● **Data shown**

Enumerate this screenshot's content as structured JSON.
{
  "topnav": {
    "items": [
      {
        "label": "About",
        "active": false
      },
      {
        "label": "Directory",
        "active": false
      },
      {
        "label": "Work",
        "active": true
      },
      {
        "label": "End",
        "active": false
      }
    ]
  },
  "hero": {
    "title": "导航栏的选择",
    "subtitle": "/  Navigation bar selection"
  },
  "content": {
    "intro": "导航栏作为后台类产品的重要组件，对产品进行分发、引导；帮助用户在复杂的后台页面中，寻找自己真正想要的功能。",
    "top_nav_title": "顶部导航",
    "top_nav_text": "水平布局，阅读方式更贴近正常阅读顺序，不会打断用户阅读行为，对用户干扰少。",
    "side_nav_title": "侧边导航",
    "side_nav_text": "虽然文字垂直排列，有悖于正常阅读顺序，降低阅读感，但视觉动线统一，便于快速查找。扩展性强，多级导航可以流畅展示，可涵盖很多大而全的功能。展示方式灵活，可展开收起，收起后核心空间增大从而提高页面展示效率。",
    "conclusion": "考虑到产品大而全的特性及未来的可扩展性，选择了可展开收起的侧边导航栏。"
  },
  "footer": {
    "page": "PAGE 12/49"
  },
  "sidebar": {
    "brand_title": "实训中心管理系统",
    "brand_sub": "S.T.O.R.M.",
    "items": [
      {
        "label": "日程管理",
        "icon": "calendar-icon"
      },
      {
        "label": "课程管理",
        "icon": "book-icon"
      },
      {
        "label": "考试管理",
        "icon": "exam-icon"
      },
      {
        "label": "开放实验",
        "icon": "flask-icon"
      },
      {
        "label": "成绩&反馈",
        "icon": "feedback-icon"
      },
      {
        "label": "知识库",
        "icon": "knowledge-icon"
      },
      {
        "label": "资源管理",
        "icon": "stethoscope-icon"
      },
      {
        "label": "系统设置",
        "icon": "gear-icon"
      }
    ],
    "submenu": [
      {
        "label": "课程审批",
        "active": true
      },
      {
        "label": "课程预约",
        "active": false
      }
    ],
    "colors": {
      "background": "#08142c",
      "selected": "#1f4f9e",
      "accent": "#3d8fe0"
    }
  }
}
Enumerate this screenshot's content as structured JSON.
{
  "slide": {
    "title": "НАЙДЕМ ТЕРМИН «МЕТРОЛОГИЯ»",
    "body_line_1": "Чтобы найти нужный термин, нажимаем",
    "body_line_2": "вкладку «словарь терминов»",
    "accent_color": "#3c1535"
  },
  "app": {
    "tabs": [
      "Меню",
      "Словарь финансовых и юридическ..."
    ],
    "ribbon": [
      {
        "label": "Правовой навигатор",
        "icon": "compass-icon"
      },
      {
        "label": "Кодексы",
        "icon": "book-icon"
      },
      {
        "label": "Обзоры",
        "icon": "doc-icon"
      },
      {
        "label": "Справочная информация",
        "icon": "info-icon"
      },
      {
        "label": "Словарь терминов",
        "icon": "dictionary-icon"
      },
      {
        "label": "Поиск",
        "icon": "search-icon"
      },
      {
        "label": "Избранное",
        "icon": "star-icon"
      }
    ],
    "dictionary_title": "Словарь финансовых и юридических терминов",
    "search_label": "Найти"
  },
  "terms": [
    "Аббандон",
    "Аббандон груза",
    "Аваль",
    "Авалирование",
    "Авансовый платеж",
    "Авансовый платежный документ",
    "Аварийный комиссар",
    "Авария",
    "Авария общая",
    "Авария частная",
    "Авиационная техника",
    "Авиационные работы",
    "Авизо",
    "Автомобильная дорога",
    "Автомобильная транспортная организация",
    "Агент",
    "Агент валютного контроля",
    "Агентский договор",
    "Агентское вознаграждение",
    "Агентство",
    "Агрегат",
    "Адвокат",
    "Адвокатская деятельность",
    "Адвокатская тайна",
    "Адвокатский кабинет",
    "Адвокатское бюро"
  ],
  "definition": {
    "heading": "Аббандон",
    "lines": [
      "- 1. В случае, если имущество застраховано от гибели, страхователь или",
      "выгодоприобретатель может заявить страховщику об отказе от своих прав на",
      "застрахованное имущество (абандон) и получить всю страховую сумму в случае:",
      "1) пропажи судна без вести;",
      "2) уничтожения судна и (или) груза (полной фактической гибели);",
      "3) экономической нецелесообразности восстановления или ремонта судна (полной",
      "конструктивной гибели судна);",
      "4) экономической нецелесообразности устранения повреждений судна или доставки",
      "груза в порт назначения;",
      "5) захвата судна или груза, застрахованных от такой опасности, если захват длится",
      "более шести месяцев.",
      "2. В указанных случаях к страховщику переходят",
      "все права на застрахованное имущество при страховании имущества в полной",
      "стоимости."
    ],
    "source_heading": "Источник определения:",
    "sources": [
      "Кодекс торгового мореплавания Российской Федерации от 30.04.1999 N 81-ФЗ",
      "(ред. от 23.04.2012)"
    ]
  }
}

● **What is being asked**
Give the data again, exactly as it stands.

● **The answer**
Enumerate this screenshot's content as structured JSON.
{
  "topnav": {
    "items": [
      {
        "label": "About",
        "active": false
      },
      {
        "label": "Directory",
        "active": false
      },
      {
        "label": "Work",
        "active": true
      },
      {
        "label": "End",
        "active": false
      }
    ]
  },
  "hero": {
    "title": "导航栏的选择",
    "subtitle": "/  Navigation bar selection"
  },
  "content": {
    "intro": "导航栏作为后台类产品的重要组件，对产品进行分发、引导；帮助用户在复杂的后台页面中，寻找自己真正想要的功能。",
    "top_nav_title": "顶部导航",
    "top_nav_text": "水平布局，阅读方式更贴近正常阅读顺序，不会打断用户阅读行为，对用户干扰少。",
    "side_nav_title": "侧边导航",
    "side_nav_text": "虽然文字垂直排列，有悖于正常阅读顺序，降低阅读感，但视觉动线统一，便于快速查找。扩展性强，多级导航可以流畅展示，可涵盖很多大而全的功能。展示方式灵活，可展开收起，收起后核心空间增大从而提高页面展示效率。",
    "conclusion": "考虑到产品大而全的特性及未来的可扩展性，选择了可展开收起的侧边导航栏。"
  },
  "footer": {
    "page": "PAGE 12/49"
  },
  "sidebar": {
    "brand_title": "实训中心管理系统",
    "brand_sub": "S.T.O.R.M.",
    "items": [
      {
        "label": "日程管理",
        "icon": "calendar-icon"
      },
      {
        "label": "课程管理",
        "icon": "book-icon"
      },
      {
        "label": "考试管理",
        "icon": "exam-icon"
      },
      {
        "label": "开放实验",
        "icon": "flask-icon"
      },
      {
        "label": "成绩&反馈",
        "icon": "feedback-icon"
      },
      {
        "label": "知识库",
        "icon": "knowledge-icon"
      },
      {
        "label": "资源管理",
        "icon": "stethoscope-icon"
      },
      {
        "label": "系统设置",
        "icon": "gear-icon"
      }
    ],
    "submenu": [
      {
        "label": "课程审批",
        "active": true
      },
      {
        "label": "课程预约",
        "active": false
      }
    ],
    "colors": {
      "background": "#08142c",
      "selected": "#1f4f9e",
      "accent": "#3d8fe0"
    }
  }
}
Enumerate this screenshot's content as structured JSON.
{
  "slide": {
    "title": "НАЙДЕМ ТЕРМИН «МЕТРОЛОГИЯ»",
    "body_line_1": "Чтобы найти нужный термин, нажимаем",
    "body_line_2": "вкладку «словарь терминов»",
    "accent_color": "#3c1535"
  },
  "app": {
    "tabs": [
      "Меню",
      "Словарь финансовых и юридическ..."
    ],
    "ribbon": [
      {
        "label": "Правовой навигатор",
        "icon": "compass-icon"
      },
      {
        "label": "Кодексы",
        "icon": "book-icon"
      },
      {
        "label": "Обзоры",
        "icon": "doc-icon"
      },
      {
        "label": "Справочная информация",
        "icon": "info-icon"
      },
      {
        "label": "Словарь терминов",
        "icon": "dictionary-icon"
      },
      {
        "label": "Поиск",
        "icon": "search-icon"
      },
      {
        "label": "Избранное",
        "icon": "star-icon"
      }
    ],
    "dictionary_title": "Словарь финансовых и юридических терминов",
    "search_label": "Найти"
  },
  "terms": [
    "Аббандон",
    "Аббандон груза",
    "Аваль",
    "Авалирование",
    "Авансовый платеж",
    "Авансовый платежный документ",
    "Аварийный комиссар",
    "Авария",
    "Авария общая",
    "Авария частная",
    "Авиационная техника",
    "Авиационные работы",
    "Авизо",
    "Автомобильная дорога",
    "Автомобильная транспортная организация",
    "Агент",
    "Агент валютного контроля",
    "Агентский договор",
    "Агентское вознаграждение",
    "Агентство",
    "Агрегат",
    "Адвокат",
    "Адвокатская деятельность",
    "Адвокатская тайна",
    "Адвокатский кабинет",
    "Адвокатское бюро"
  ],
  "definition": {
    "heading": "Аббандон",
    "lines": [
      "- 1. В случае, если имущество застраховано от гибели, страхователь или",
      "выгодоприобретатель может заявить страховщику об отказе от своих прав на",
      "застрахованное имущество (абандон) и получить всю страховую сумму в случае:",
      "1) пропажи судна без вести;",
      "2) уничтожения судна и (или) груза (полной фактической гибели);",
      "3) экономической нецелесообразности восстановления или ремонта судна (полной",
      "конструктивной гибели судна);",
      "4) экономической нецелесообразности устранения повреждений судна или доставки",
      "груза в порт назначения;",
      "5) захвата судна или груза, застрахованных от такой опасности, если захват длится",
      "более шести месяцев.",
      "2. В указанных случаях к страховщику переходят",
      "все права на застрахованное имущество при страховании имущества в полной",
      "стоимости."
    ],
    "source_heading": "Источник определения:",
    "sources": [
      "Кодекс торгового мореплавания Российской Федерации от 30.04.1999 N 81-ФЗ",
      "(ред. от 23.04.2012)"
    ]
  }
}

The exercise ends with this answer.